■ Direction ■
Scan the material below for lines with the word "Schlitze" and report how many there are, with nothing added.

====

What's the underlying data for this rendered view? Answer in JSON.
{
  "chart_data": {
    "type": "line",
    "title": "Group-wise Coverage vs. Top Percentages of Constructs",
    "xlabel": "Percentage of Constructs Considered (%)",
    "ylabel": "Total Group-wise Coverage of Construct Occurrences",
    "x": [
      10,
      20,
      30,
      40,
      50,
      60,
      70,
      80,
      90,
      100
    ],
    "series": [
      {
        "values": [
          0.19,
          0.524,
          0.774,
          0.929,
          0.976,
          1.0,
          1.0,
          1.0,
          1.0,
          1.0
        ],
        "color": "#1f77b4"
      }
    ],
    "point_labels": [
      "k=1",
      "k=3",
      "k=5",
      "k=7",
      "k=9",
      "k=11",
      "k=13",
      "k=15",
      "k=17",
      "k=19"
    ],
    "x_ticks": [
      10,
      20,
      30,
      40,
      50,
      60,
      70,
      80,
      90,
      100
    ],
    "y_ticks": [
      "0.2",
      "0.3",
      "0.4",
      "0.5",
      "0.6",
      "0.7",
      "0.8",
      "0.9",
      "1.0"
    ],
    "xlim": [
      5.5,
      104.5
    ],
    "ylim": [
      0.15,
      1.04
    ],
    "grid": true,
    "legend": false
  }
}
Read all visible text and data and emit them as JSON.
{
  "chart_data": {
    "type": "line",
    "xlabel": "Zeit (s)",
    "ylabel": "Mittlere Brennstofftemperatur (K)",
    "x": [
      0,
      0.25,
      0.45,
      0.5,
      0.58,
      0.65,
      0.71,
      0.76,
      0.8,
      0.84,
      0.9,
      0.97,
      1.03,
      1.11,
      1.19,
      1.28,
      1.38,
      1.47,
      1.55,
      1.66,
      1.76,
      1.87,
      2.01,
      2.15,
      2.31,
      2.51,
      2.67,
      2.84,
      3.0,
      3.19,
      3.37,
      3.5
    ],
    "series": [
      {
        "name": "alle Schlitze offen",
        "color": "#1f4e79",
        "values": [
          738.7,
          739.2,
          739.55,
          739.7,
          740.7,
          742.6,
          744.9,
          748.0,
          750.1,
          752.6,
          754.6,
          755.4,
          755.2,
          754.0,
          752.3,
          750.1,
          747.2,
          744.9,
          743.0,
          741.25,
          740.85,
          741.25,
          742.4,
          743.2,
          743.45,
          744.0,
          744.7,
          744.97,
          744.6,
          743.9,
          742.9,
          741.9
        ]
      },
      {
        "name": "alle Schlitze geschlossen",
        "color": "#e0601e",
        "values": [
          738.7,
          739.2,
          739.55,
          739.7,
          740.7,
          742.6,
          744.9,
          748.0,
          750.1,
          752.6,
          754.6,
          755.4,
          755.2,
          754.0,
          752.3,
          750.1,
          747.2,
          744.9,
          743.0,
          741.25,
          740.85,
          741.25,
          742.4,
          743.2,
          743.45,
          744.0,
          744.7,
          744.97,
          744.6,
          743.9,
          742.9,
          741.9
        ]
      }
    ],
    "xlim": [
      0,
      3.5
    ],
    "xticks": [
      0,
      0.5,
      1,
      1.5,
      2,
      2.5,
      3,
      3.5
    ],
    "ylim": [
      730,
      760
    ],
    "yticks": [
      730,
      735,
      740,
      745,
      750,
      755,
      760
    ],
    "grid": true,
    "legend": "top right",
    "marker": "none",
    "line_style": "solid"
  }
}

====

■ Correct result ■
2